[Begin Rows]

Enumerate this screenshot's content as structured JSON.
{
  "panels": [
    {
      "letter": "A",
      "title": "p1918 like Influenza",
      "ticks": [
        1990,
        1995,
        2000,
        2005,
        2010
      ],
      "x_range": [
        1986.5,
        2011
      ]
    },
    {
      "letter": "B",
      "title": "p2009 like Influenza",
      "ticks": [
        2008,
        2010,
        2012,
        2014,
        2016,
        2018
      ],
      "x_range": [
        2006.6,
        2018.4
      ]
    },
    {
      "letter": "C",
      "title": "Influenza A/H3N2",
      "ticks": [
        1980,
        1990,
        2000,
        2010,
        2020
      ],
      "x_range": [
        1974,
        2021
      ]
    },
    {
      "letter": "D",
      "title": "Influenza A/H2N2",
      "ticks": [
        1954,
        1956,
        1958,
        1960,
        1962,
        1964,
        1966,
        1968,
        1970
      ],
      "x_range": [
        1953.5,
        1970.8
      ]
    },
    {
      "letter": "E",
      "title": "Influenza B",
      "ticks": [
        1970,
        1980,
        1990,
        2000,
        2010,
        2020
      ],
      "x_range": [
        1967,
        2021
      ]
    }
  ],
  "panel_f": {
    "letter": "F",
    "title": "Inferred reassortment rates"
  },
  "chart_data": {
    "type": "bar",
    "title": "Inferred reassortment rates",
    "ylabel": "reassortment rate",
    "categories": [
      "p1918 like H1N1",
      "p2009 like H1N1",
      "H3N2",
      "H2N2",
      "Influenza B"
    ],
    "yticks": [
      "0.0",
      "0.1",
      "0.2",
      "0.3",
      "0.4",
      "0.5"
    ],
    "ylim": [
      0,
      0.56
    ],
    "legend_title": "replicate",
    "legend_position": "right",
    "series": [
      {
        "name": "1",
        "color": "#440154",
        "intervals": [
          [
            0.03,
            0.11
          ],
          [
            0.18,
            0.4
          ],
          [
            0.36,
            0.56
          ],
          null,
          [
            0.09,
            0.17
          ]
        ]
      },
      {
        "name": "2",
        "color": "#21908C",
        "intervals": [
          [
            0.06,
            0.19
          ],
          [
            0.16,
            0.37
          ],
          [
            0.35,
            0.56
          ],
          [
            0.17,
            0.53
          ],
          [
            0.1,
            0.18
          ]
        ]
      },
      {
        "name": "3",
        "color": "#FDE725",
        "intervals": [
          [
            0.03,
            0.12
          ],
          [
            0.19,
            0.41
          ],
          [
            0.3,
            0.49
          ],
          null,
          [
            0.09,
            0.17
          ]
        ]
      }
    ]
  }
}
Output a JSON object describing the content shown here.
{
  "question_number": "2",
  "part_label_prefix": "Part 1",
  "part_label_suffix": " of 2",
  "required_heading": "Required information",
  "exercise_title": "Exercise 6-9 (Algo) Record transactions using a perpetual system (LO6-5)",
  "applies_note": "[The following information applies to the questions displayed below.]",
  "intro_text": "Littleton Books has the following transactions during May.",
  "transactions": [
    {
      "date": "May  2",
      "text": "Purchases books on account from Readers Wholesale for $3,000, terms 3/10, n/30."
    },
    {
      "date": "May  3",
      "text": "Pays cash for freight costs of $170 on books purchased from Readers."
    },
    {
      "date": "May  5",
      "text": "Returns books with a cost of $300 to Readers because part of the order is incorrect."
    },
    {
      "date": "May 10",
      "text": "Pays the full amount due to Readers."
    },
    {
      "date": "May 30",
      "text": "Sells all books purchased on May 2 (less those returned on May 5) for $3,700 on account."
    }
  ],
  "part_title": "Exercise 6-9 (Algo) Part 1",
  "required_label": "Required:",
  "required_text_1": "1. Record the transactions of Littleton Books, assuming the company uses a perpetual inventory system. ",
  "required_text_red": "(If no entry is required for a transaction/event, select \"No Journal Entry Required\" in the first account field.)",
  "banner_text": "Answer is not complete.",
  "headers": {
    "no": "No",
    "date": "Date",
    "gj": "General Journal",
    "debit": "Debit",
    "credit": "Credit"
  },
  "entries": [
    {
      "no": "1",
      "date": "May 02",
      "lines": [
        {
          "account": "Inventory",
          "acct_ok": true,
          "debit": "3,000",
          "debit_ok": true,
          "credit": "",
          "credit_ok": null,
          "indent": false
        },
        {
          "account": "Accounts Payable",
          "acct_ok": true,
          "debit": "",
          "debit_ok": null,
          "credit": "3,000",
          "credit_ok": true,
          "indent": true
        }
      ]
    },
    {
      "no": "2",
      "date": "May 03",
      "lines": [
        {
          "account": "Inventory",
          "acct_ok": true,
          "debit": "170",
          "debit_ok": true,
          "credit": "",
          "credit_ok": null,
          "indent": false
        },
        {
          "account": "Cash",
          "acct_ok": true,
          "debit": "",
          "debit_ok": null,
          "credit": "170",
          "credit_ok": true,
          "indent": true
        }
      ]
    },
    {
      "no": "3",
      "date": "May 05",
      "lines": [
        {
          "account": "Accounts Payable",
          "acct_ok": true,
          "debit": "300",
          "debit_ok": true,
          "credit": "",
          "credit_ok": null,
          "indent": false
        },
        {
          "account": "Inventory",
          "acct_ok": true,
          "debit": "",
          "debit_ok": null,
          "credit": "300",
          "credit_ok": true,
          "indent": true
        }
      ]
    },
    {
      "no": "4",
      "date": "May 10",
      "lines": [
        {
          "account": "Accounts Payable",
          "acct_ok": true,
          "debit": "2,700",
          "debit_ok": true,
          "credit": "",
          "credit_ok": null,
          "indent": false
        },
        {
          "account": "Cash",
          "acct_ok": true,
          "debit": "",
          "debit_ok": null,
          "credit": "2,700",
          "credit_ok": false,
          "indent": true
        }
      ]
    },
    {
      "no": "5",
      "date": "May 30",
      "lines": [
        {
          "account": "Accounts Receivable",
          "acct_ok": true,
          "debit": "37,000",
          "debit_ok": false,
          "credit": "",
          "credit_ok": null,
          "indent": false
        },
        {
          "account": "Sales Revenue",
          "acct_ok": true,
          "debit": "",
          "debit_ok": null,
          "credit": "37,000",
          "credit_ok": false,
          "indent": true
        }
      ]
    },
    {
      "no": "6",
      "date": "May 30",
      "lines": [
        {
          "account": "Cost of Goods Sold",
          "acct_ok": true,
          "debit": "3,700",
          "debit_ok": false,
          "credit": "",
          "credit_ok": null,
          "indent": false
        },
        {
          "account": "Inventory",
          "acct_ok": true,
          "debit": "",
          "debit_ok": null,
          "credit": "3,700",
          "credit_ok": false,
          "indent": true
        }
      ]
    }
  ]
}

[End Rows]

Work instructions: Find how many lines of the entries contain "purchased". Respond with the number only.

Problem solution: 2